Extract the complete listing and output it unchanged.
** BEGIN Supplied material **
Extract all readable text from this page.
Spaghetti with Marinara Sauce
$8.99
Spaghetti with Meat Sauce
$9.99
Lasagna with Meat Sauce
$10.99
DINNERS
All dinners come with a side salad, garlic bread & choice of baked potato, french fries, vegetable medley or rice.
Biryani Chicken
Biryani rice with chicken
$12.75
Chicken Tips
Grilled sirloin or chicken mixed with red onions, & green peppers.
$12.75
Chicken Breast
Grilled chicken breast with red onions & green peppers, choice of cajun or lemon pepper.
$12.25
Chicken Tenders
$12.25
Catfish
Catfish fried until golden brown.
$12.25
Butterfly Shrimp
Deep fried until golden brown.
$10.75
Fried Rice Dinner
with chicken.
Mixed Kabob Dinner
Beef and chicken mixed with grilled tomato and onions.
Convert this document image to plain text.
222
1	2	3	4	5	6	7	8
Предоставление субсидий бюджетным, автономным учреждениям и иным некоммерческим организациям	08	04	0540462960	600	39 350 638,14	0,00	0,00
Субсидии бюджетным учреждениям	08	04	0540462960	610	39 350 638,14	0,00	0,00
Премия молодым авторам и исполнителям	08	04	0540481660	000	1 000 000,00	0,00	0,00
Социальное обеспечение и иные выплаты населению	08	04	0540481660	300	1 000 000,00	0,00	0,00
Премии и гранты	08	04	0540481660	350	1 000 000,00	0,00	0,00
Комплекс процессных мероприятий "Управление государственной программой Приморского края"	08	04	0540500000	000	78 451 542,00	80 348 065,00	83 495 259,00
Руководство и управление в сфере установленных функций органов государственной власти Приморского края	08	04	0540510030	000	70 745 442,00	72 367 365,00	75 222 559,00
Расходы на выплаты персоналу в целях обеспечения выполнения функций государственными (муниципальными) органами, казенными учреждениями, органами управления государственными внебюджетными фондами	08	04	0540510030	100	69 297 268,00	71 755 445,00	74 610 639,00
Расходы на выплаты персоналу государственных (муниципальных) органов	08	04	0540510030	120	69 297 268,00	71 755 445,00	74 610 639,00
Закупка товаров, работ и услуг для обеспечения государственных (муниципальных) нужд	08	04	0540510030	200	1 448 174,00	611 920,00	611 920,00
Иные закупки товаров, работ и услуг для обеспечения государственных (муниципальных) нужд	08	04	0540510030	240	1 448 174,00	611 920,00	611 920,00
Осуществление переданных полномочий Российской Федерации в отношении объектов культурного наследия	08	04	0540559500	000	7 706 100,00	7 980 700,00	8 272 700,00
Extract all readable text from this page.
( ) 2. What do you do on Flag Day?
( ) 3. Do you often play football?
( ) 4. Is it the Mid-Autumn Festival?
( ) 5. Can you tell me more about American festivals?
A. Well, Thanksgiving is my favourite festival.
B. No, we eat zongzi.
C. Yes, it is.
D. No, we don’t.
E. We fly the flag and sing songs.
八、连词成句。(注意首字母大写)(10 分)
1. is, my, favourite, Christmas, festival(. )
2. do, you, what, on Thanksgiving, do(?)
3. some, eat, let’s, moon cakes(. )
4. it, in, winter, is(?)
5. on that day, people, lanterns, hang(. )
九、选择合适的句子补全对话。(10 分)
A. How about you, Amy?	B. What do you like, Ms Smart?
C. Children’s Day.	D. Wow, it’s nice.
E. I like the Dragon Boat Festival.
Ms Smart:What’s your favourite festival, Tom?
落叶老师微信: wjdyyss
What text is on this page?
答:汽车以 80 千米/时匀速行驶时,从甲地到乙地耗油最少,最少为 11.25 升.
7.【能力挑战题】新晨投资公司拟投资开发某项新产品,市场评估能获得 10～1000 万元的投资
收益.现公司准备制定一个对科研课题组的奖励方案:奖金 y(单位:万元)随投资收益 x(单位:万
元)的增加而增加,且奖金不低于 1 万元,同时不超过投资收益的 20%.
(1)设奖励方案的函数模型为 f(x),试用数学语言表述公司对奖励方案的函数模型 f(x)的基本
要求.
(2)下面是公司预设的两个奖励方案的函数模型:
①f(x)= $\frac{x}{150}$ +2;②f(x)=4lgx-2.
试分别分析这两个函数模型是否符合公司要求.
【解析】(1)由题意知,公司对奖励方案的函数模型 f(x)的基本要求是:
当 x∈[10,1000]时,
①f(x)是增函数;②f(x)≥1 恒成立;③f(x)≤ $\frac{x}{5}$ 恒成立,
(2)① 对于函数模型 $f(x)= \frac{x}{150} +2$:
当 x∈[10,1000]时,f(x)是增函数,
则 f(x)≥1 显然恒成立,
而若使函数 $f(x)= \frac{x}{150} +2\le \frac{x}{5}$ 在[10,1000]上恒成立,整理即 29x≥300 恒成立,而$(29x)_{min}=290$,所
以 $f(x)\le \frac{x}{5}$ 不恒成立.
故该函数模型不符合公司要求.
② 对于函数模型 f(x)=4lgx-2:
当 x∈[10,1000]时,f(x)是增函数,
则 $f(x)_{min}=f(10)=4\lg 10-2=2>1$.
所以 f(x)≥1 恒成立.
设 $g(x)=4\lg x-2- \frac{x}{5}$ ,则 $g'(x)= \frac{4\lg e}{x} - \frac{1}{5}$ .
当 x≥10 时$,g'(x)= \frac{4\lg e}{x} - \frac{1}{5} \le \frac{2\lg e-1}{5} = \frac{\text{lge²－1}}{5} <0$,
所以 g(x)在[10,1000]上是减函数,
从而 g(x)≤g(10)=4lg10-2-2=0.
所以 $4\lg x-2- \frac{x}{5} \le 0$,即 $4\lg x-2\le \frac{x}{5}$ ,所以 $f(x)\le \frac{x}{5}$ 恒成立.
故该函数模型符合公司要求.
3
** END Supplied material **
§ **Solution for this problem**
Extract all readable text from this page.
Spaghetti with Marinara Sauce
$8.99
Spaghetti with Meat Sauce
$9.99
Lasagna with Meat Sauce
$10.99
DINNERS
All dinners come with a side salad, garlic bread & choice of baked potato, french fries, vegetable medley or rice.
Biryani Chicken
Biryani rice with chicken
$12.75
Chicken Tips
Grilled sirloin or chicken mixed with red onions, & green peppers.
$12.75
Chicken Breast
Grilled chicken breast with red onions & green peppers, choice of cajun or lemon pepper.
$12.25
Chicken Tenders
$12.25
Catfish
Catfish fried until golden brown.
$12.25
Butterfly Shrimp
Deep fried until golden brown.
$10.75
Fried Rice Dinner
with chicken.
Mixed Kabob Dinner
Beef and chicken mixed with grilled tomato and onions.
Convert this document image to plain text.
222
1	2	3	4	5	6	7	8
Предоставление субсидий бюджетным, автономным учреждениям и иным некоммерческим организациям	08	04	0540462960	600	39 350 638,14	0,00	0,00
Субсидии бюджетным учреждениям	08	04	0540462960	610	39 350 638,14	0,00	0,00
Премия молодым авторам и исполнителям	08	04	0540481660	000	1 000 000,00	0,00	0,00
Социальное обеспечение и иные выплаты населению	08	04	0540481660	300	1 000 000,00	0,00	0,00
Премии и гранты	08	04	0540481660	350	1 000 000,00	0,00	0,00
Комплекс процессных мероприятий "Управление государственной программой Приморского края"	08	04	0540500000	000	78 451 542,00	80 348 065,00	83 495 259,00
Руководство и управление в сфере установленных функций органов государственной власти Приморского края	08	04	0540510030	000	70 745 442,00	72 367 365,00	75 222 559,00
Расходы на выплаты персоналу в целях обеспечения выполнения функций государственными (муниципальными) органами, казенными учреждениями, органами управления государственными внебюджетными фондами	08	04	0540510030	100	69 297 268,00	71 755 445,00	74 610 639,00
Расходы на выплаты персоналу государственных (муниципальных) органов	08	04	0540510030	120	69 297 268,00	71 755 445,00	74 610 639,00
Закупка товаров, работ и услуг для обеспечения государственных (муниципальных) нужд	08	04	0540510030	200	1 448 174,00	611 920,00	611 920,00
Иные закупки товаров, работ и услуг для обеспечения государственных (муниципальных) нужд	08	04	0540510030	240	1 448 174,00	611 920,00	611 920,00
Осуществление переданных полномочий Российской Федерации в отношении объектов культурного наследия	08	04	0540559500	000	7 706 100,00	7 980 700,00	8 272 700,00
Extract all readable text from this page.
( ) 2. What do you do on Flag Day?
( ) 3. Do you often play football?
( ) 4. Is it the Mid-Autumn Festival?
( ) 5. Can you tell me more about American festivals?
A. Well, Thanksgiving is my favourite festival.
B. No, we eat zongzi.
C. Yes, it is.
D. No, we don’t.
E. We fly the flag and sing songs.
八、连词成句。(注意首字母大写)(10 分)
1. is, my, favourite, Christmas, festival(. )
2. do, you, what, on Thanksgiving, do(?)
3. some, eat, let’s, moon cakes(. )
4. it, in, winter, is(?)
5. on that day, people, lanterns, hang(. )
九、选择合适的句子补全对话。(10 分)
A. How about you, Amy?	B. What do you like, Ms Smart?
C. Children’s Day.	D. Wow, it’s nice.
E. I like the Dragon Boat Festival.
Ms Smart:What’s your favourite festival, Tom?
落叶老师微信: wjdyyss
What text is on this page?
答:汽车以 80 千米/时匀速行驶时,从甲地到乙地耗油最少,最少为 11.25 升.
7.【能力挑战题】新晨投资公司拟投资开发某项新产品,市场评估能获得 10～1000 万元的投资
收益.现公司准备制定一个对科研课题组的奖励方案:奖金 y(单位:万元)随投资收益 x(单位:万
元)的增加而增加,且奖金不低于 1 万元,同时不超过投资收益的 20%.
(1)设奖励方案的函数模型为 f(x),试用数学语言表述公司对奖励方案的函数模型 f(x)的基本
要求.
(2)下面是公司预设的两个奖励方案的函数模型:
①f(x)= $\frac{x}{150}$ +2;②f(x)=4lgx-2.
试分别分析这两个函数模型是否符合公司要求.
【解析】(1)由题意知,公司对奖励方案的函数模型 f(x)的基本要求是:
当 x∈[10,1000]时,
①f(x)是增函数;②f(x)≥1 恒成立;③f(x)≤ $\frac{x}{5}$ 恒成立,
(2)① 对于函数模型 $f(x)= \frac{x}{150} +2$:
当 x∈[10,1000]时,f(x)是增函数,
则 f(x)≥1 显然恒成立,
而若使函数 $f(x)= \frac{x}{150} +2\le \frac{x}{5}$ 在[10,1000]上恒成立,整理即 29x≥300 恒成立,而$(29x)_{min}=290$,所
以 $f(x)\le \frac{x}{5}$ 不恒成立.
故该函数模型不符合公司要求.
② 对于函数模型 f(x)=4lgx-2:
当 x∈[10,1000]时,f(x)是增函数,
则 $f(x)_{min}=f(10)=4\lg 10-2=2>1$.
所以 f(x)≥1 恒成立.
设 $g(x)=4\lg x-2- \frac{x}{5}$ ,则 $g'(x)= \frac{4\lg e}{x} - \frac{1}{5}$ .
当 x≥10 时$,g'(x)= \frac{4\lg e}{x} - \frac{1}{5} \le \frac{2\lg e-1}{5} = \frac{\text{lge²－1}}{5} <0$,
所以 g(x)在[10,1000]上是减函数,
从而 g(x)≤g(10)=4lg10-2-2=0.
所以 $4\lg x-2- \frac{x}{5} \le 0$,即 $4\lg x-2\le \frac{x}{5}$ ,所以 $f(x)\le \frac{x}{5}$ 恒成立.
故该函数模型符合公司要求.
3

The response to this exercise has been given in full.